● **PROBLEM DESCRIPTION**
In the data below, how many lines contain the string "bucketization"? Give only the number.

[Data items]

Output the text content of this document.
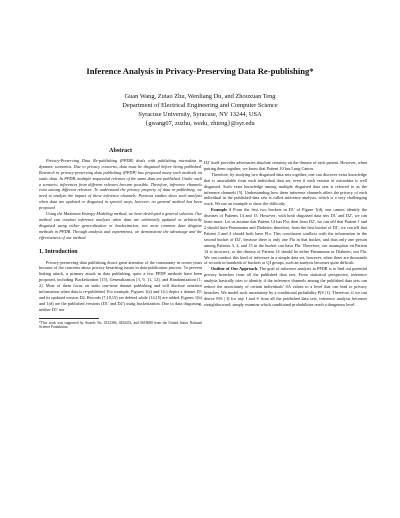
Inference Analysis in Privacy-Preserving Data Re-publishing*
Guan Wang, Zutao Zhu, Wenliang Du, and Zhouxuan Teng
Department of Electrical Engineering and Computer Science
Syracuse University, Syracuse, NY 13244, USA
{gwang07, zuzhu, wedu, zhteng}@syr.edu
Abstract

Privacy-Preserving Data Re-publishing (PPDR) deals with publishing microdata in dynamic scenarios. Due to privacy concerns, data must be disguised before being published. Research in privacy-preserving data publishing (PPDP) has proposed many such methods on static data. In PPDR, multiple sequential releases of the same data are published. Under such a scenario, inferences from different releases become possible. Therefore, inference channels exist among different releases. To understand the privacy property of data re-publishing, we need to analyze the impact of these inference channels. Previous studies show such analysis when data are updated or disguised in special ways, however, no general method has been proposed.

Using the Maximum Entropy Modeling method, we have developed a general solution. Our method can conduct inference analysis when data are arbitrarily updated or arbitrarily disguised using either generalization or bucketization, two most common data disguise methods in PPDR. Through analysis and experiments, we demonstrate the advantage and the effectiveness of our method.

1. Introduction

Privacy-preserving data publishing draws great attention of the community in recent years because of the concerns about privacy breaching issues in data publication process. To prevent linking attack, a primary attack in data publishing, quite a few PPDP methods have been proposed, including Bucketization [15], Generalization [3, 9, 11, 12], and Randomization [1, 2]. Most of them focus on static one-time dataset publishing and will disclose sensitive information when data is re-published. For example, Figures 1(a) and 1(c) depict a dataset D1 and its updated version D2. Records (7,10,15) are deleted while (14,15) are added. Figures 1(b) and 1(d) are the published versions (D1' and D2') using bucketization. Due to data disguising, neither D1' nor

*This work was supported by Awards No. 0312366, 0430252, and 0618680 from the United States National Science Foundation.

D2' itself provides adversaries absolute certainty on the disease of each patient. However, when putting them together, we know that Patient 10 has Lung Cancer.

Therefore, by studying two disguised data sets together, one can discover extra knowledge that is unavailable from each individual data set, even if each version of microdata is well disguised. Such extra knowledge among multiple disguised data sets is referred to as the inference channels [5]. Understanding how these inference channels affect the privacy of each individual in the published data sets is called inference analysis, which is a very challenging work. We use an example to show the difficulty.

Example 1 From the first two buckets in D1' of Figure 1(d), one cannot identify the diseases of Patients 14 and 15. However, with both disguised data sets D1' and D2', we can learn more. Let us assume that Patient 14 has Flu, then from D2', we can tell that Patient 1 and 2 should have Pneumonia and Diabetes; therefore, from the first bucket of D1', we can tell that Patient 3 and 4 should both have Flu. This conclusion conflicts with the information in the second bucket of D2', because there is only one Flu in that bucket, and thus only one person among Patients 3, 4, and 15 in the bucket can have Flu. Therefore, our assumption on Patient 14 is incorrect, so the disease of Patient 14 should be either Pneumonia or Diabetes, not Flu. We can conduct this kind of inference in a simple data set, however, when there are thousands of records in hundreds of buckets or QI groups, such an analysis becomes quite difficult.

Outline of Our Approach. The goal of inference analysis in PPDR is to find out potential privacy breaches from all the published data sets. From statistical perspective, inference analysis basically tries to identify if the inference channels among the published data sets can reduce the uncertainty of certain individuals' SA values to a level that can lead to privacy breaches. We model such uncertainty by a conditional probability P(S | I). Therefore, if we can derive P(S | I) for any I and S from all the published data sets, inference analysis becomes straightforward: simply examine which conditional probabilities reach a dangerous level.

● **OUTPUT**
2